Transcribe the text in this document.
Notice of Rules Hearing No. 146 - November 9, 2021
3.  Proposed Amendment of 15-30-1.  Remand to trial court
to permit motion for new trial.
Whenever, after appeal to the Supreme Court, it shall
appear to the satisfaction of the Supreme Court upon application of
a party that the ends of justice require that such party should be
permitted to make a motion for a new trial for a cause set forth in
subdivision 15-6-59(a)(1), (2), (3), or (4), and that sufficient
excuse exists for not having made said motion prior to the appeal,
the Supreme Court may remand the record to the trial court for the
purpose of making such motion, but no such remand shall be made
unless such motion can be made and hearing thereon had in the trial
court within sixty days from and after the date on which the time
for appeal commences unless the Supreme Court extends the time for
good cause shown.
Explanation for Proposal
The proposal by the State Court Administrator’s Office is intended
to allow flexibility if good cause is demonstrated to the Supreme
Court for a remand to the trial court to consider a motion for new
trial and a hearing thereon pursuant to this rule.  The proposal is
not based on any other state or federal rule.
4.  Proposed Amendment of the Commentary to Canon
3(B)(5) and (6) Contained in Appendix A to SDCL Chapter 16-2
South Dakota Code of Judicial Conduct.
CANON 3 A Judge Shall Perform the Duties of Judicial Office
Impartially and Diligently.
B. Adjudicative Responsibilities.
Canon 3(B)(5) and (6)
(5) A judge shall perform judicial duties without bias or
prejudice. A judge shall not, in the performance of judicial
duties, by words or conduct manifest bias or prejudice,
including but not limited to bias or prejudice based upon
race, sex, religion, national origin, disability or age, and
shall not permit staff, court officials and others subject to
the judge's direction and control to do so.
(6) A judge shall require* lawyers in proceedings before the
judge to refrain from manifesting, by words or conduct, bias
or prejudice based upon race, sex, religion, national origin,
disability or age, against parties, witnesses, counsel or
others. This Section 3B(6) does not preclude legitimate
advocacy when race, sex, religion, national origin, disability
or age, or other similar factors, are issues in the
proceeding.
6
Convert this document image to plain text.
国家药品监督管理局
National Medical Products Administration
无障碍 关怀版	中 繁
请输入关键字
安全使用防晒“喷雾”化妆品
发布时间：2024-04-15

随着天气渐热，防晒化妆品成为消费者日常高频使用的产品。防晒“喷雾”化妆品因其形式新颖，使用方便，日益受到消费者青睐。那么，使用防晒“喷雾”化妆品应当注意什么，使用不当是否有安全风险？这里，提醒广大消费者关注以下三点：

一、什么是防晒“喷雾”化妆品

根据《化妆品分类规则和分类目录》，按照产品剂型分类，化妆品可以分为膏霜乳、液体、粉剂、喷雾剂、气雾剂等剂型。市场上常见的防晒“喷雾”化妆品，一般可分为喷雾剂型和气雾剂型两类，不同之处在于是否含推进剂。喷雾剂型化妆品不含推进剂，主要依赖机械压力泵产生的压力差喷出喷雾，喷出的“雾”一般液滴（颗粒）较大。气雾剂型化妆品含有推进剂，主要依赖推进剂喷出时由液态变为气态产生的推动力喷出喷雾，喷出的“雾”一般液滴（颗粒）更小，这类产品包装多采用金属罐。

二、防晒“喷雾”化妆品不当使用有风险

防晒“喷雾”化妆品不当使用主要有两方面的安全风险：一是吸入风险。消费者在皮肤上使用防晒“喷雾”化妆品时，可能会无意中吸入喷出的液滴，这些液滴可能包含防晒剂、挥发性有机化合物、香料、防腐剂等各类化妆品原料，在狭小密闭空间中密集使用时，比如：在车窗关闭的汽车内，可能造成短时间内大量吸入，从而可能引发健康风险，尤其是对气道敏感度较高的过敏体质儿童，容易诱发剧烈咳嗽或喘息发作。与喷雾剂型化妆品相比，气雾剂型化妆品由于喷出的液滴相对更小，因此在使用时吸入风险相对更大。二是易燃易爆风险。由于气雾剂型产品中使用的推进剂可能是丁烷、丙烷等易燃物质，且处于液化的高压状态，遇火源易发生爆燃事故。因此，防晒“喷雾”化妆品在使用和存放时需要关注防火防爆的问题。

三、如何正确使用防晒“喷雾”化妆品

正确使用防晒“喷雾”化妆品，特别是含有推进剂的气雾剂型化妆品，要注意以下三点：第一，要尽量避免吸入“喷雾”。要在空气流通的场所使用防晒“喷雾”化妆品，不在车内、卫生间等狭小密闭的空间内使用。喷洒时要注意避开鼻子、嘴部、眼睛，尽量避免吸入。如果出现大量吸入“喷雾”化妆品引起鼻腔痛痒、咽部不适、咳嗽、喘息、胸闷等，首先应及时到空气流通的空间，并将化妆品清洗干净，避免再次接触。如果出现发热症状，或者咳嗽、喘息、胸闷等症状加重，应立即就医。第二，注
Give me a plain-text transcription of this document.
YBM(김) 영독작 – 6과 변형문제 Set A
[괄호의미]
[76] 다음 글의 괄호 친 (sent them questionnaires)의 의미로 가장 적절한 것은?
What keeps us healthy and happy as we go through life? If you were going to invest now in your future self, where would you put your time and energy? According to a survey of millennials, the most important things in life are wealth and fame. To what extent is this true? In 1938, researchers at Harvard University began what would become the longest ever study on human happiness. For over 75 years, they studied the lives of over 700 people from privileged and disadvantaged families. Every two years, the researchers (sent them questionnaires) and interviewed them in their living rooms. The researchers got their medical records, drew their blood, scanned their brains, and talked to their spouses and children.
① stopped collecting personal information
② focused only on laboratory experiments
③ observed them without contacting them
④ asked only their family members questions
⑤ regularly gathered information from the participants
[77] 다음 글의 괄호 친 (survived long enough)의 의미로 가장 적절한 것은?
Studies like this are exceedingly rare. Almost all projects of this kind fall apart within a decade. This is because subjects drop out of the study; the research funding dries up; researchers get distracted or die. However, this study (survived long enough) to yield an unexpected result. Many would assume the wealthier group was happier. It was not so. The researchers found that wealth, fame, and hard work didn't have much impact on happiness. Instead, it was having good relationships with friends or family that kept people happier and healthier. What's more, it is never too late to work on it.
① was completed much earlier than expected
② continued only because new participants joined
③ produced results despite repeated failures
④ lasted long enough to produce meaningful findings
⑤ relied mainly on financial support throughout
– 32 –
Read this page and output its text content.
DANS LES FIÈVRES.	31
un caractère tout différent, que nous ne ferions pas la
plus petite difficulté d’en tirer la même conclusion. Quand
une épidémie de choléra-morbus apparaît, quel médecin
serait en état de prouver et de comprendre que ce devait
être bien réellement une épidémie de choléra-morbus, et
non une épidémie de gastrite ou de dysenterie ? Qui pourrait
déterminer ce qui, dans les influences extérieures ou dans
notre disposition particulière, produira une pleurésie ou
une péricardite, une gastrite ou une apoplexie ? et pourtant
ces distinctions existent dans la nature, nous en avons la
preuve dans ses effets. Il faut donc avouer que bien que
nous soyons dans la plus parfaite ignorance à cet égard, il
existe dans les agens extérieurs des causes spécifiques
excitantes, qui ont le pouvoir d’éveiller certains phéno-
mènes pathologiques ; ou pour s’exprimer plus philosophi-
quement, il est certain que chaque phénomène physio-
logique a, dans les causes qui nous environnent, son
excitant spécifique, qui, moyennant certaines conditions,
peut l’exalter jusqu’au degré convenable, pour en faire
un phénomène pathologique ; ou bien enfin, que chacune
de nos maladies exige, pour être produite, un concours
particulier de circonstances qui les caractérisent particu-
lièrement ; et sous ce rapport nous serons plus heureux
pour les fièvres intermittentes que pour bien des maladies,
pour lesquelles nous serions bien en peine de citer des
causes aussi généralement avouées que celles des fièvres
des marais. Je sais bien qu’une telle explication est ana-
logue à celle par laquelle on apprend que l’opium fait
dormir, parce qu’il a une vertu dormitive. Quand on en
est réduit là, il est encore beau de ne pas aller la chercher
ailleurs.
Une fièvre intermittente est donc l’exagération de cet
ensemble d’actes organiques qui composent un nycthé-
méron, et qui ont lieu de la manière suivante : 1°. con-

- Work required
Which lines hold the word "after"? Copy all of them.

- Completed exercise
Whenever, after appeal to the Supreme Court, it shall
court within sixty days from and after the date on which the time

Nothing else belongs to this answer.